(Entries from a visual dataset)
# # # #
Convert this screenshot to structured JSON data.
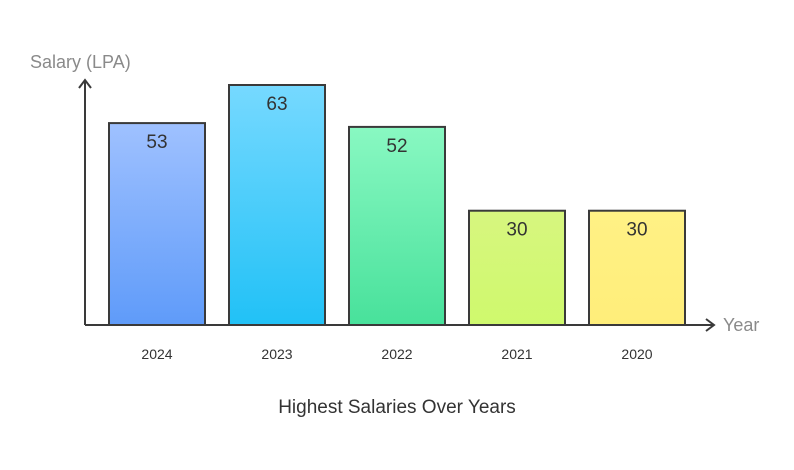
{
  "chart_data": {
    "type": "bar",
    "title": "Highest Salaries Over Years",
    "xlabel": "Year",
    "ylabel": "Salary (LPA)",
    "categories": [
      "2024",
      "2023",
      "2022",
      "2021",
      "2020"
    ],
    "values": [
      53,
      63,
      52,
      30,
      30
    ],
    "ylim": [
      0,
      63
    ],
    "grid": false,
    "legend": "none",
    "bar_colors": [
      {
        "top": "#9fc1ff",
        "bottom": "#5f9bf9"
      },
      {
        "top": "#76d9ff",
        "bottom": "#21c1f6"
      },
      {
        "top": "#89f8c2",
        "bottom": "#48e19b"
      },
      {
        "top": "#d7f67f",
        "bottom": "#cff96d"
      },
      {
        "top": "#fff185",
        "bottom": "#ffee7a"
      }
    ],
    "bar_stroke": "#3a3a3a",
    "axis_color": "#3a3a3a"
  }
}
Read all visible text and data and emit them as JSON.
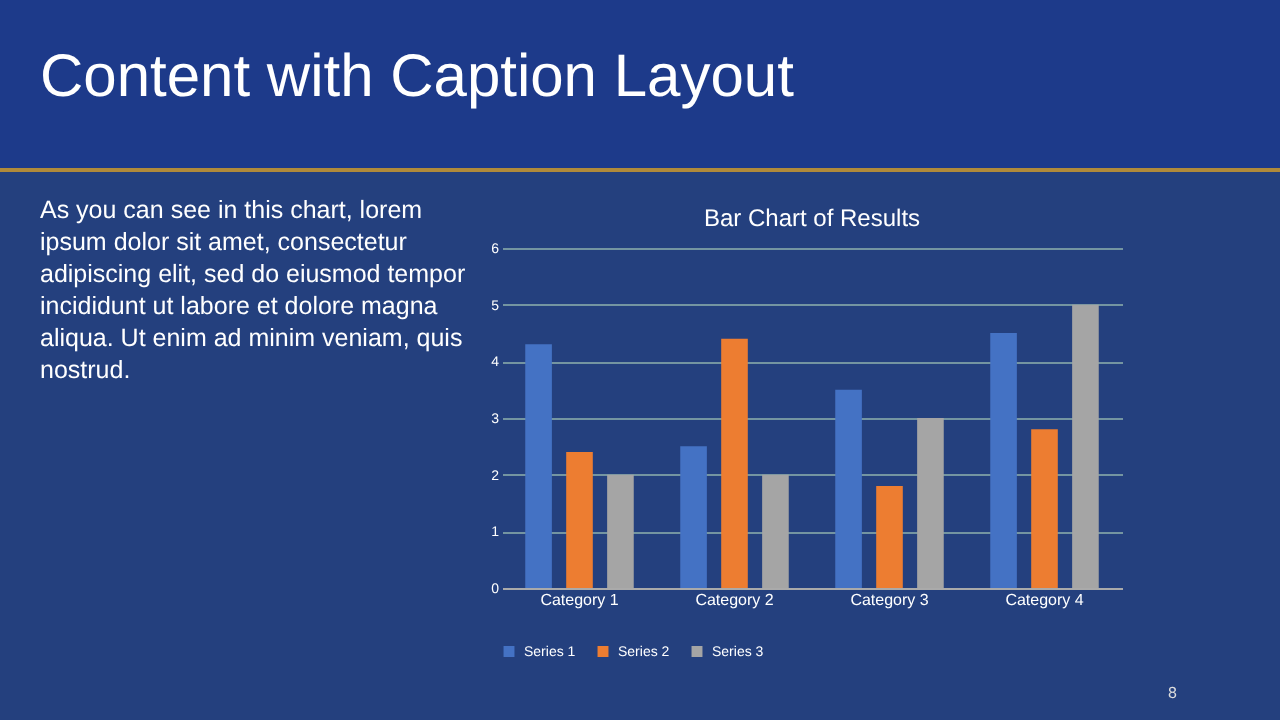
{
  "chart_data": {
    "type": "bar",
    "title": "Bar Chart of Results",
    "categories": [
      "Category 1",
      "Category 2",
      "Category 3",
      "Category 4"
    ],
    "series": [
      {
        "name": "Series 1",
        "color": "#4472c4",
        "values": [
          4.3,
          2.5,
          3.5,
          4.5
        ]
      },
      {
        "name": "Series 2",
        "color": "#ed7d31",
        "values": [
          2.4,
          4.4,
          1.8,
          2.8
        ]
      },
      {
        "name": "Series 3",
        "color": "#a5a5a5",
        "values": [
          2,
          2,
          3,
          5
        ]
      }
    ],
    "ylim": [
      0,
      6
    ],
    "yticks": [
      0,
      1,
      2,
      3,
      4,
      5,
      6
    ],
    "grid": "y",
    "legend": "bottom",
    "annotations": [
      "Content with Caption Layout",
      "As you can see in this chart, lorem ipsum dolor sit amet, consectetur adipiscing elit, sed do eiusmod tempor incididunt ut labore et dolore magna aliqua. Ut enim ad minim veniam, quis nostrud.",
      "8"
    ]
  }
}
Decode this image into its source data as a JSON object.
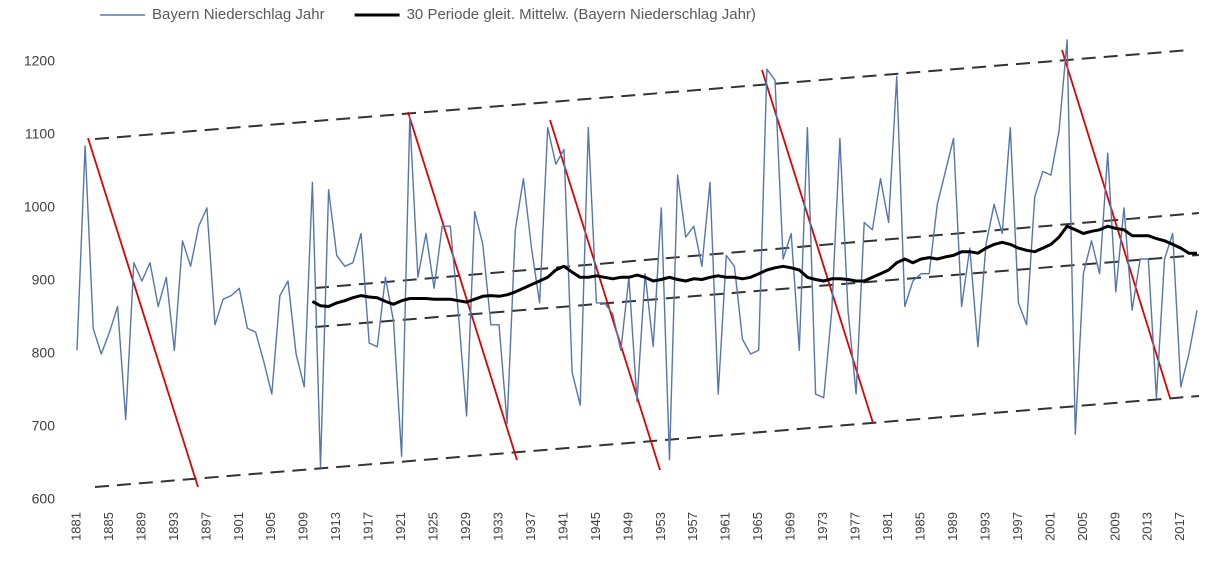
# # # #
Pull out every line containing "title".

■ **WORKED ANSWER**
    "title": "Highest Salaries Over Years",
    "title": "Bar Chart of Results",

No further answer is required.